Collected data entries:
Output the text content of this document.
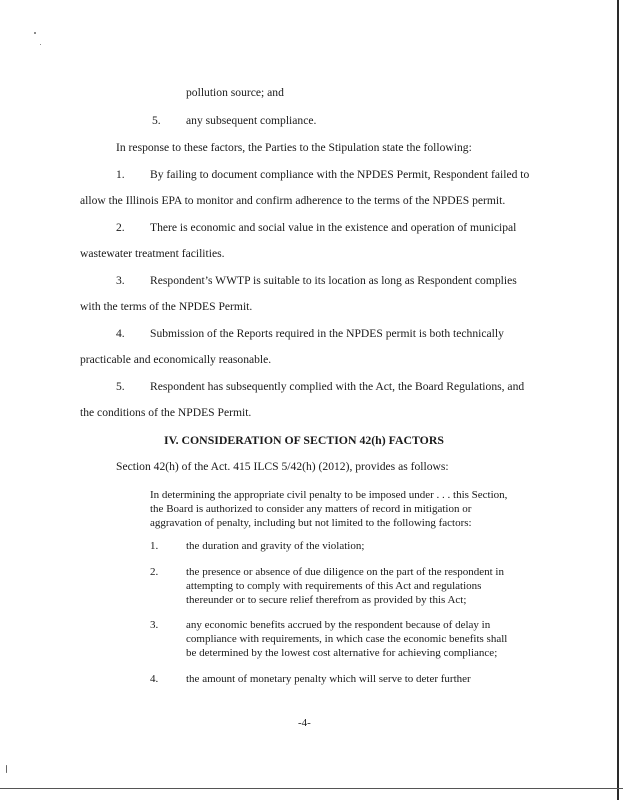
pollution source; and
5. any subsequent compliance.
In response to these factors, the Parties to the Stipulation state the following:
1. By failing to document compliance with the NPDES Permit, Respondent failed to
allow the Illinois EPA to monitor and confirm adherence to the terms of the NPDES permit.
2. There is economic and social value in the existence and operation of municipal
wastewater treatment facilities.
3. Respondent’s WWTP is suitable to its location as long as Respondent complies
with the terms of the NPDES Permit.
4. Submission of the Reports required in the NPDES permit is both technically
practicable and economically reasonable.
5. Respondent has subsequently complied with the Act, the Board Regulations, and
the conditions of the NPDES Permit.
IV. CONSIDERATION OF SECTION 42(h) FACTORS
Section 42(h) of the Act. 415 ILCS 5/42(h) (2012), provides as follows:
In determining the appropriate civil penalty to be imposed under . . . this Section,
the Board is authorized to consider any matters of record in mitigation or
aggravation of penalty, including but not limited to the following factors:
1.	the duration and gravity of the violation;
2.	the presence or absence of due diligence on the part of the respondent in
attempting to comply with requirements of this Act and regulations
thereunder or to secure relief therefrom as provided by this Act;
3.	any economic benefits accrued by the respondent because of delay in
compliance with requirements, in which case the economic benefits shall
be determined by the lowest cost alternative for achieving compliance;
4.	the amount of monetary penalty which will serve to deter further
-4-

Directive: Write out the listing word for word, omitting the pictures it holds.

Solution to this task:
Output the text content of this document.
pollution source; and
5. any subsequent compliance.
In response to these factors, the Parties to the Stipulation state the following:
1. By failing to document compliance with the NPDES Permit, Respondent failed to
allow the Illinois EPA to monitor and confirm adherence to the terms of the NPDES permit.
2. There is economic and social value in the existence and operation of municipal
wastewater treatment facilities.
3. Respondent’s WWTP is suitable to its location as long as Respondent complies
with the terms of the NPDES Permit.
4. Submission of the Reports required in the NPDES permit is both technically
practicable and economically reasonable.
5. Respondent has subsequently complied with the Act, the Board Regulations, and
the conditions of the NPDES Permit.
IV. CONSIDERATION OF SECTION 42(h) FACTORS
Section 42(h) of the Act. 415 ILCS 5/42(h) (2012), provides as follows:
In determining the appropriate civil penalty to be imposed under . . . this Section,
the Board is authorized to consider any matters of record in mitigation or
aggravation of penalty, including but not limited to the following factors:
1.	the duration and gravity of the violation;
2.	the presence or absence of due diligence on the part of the respondent in
attempting to comply with requirements of this Act and regulations
thereunder or to secure relief therefrom as provided by this Act;
3.	any economic benefits accrued by the respondent because of delay in
compliance with requirements, in which case the economic benefits shall
be determined by the lowest cost alternative for achieving compliance;
4.	the amount of monetary penalty which will serve to deter further
-4-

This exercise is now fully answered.